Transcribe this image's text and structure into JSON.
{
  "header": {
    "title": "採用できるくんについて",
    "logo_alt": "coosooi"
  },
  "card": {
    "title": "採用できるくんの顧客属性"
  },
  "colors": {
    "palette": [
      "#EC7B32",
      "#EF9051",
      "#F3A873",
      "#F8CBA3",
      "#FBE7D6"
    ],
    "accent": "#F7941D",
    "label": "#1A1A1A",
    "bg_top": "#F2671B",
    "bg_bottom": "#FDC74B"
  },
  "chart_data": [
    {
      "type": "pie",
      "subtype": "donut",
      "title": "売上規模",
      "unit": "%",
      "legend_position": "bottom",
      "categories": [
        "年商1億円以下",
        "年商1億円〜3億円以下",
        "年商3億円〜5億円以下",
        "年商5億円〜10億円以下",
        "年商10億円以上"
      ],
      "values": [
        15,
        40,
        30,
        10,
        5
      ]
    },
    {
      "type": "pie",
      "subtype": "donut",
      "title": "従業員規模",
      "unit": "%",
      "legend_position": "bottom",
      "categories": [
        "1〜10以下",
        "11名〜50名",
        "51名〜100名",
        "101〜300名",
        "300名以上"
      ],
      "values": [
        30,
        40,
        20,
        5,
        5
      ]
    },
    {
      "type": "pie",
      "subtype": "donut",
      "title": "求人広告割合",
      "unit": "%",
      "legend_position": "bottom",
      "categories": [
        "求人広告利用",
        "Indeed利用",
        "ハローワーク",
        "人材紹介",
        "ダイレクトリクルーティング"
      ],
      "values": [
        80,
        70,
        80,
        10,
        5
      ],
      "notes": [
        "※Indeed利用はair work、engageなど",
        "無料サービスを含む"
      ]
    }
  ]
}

════

● EXERCISE BRIEF: In the material above, find the lines that contain "title" and show them.

● CORRECT OUTPUT:
    "title": "採用できるくんについて",
    "title": "採用できるくんの顧客属性"
      "title": "売上規模",
      "title": "従業員規模",
      "title": "求人広告割合",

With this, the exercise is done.